● WHAT YOU HAVE TO DO
Can you copy the lines from the one that contains "Serialize everything readable" through the end of the material below, exactly and with nothing else?

● LISTED RECORDS

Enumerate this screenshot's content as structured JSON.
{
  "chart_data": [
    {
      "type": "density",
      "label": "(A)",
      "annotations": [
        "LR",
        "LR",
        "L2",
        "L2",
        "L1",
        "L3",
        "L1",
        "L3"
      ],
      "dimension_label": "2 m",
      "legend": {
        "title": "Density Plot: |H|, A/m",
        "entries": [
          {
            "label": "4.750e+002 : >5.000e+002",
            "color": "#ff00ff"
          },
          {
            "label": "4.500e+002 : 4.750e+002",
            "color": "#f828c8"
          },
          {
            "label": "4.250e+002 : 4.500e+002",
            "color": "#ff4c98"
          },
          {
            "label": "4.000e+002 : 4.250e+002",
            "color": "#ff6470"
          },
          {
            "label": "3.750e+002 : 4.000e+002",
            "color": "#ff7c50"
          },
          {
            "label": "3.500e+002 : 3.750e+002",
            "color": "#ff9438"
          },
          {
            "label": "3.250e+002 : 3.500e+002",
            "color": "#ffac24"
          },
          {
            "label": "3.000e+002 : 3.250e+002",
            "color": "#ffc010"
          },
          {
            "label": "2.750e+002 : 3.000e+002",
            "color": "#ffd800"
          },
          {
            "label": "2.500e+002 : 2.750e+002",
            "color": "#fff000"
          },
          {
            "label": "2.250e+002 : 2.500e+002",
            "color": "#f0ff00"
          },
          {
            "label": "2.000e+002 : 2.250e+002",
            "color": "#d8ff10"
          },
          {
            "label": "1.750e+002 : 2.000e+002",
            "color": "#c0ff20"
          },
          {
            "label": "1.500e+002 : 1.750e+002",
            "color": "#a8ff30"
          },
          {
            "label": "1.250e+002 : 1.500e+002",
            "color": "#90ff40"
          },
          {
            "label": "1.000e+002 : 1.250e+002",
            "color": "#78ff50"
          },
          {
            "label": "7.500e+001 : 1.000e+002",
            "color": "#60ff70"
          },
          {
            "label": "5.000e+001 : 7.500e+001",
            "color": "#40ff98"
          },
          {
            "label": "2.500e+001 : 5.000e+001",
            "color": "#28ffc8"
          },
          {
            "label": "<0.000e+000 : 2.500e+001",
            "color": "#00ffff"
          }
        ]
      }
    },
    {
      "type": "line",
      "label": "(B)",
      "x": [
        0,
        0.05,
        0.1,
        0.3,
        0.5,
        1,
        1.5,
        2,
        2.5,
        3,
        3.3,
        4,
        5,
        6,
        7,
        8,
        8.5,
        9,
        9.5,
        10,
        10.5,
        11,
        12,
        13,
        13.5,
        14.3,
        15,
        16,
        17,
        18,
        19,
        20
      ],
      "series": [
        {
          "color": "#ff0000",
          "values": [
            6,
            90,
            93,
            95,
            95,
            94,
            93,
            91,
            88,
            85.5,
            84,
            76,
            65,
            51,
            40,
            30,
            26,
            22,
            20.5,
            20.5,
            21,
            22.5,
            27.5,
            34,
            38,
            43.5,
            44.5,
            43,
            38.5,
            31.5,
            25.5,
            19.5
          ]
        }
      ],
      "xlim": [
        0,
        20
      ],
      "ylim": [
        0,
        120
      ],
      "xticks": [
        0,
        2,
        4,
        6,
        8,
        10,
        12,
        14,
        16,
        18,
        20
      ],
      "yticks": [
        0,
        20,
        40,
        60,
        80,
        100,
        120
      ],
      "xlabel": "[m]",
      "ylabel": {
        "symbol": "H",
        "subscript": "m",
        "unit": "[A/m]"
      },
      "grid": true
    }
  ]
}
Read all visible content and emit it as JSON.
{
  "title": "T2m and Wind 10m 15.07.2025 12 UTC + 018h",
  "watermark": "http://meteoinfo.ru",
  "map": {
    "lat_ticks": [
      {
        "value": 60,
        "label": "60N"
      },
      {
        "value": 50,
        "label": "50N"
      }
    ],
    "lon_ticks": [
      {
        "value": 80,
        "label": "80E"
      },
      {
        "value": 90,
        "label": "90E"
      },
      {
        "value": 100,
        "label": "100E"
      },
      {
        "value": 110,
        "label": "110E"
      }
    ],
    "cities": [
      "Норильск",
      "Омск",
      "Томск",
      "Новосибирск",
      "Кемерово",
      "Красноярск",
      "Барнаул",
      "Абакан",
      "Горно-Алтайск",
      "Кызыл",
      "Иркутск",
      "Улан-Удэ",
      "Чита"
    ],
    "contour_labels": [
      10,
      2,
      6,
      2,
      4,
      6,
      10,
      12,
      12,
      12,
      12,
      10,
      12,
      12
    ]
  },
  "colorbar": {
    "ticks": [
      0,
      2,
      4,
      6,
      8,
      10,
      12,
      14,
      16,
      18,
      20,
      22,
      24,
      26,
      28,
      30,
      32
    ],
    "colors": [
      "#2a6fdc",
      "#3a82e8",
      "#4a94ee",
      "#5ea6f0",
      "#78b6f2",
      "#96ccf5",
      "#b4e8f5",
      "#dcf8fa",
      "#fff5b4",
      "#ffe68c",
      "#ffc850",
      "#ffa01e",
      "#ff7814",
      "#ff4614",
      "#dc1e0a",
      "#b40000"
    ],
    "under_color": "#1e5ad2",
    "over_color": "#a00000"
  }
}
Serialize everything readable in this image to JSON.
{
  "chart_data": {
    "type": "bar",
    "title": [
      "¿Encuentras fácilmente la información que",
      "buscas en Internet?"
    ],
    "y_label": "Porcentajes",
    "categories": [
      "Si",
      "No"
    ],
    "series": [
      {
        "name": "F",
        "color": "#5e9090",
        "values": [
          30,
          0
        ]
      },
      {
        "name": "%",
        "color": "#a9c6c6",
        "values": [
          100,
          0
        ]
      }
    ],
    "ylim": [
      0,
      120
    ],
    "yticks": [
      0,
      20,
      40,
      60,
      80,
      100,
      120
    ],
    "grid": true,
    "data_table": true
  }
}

● EXERCISE RESPONSE
Serialize everything readable in this image to JSON.
{
  "chart_data": {
    "type": "bar",
    "title": [
      "¿Encuentras fácilmente la información que",
      "buscas en Internet?"
    ],
    "y_label": "Porcentajes",
    "categories": [
      "Si",
      "No"
    ],
    "series": [
      {
        "name": "F",
        "color": "#5e9090",
        "values": [
          30,
          0
        ]
      },
      {
        "name": "%",
        "color": "#a9c6c6",
        "values": [
          100,
          0
        ]
      }
    ],
    "ylim": [
      0,
      120
    ],
    "yticks": [
      0,
      20,
      40,
      60,
      80,
      100,
      120
    ],
    "grid": true,
    "data_table": true
  }
}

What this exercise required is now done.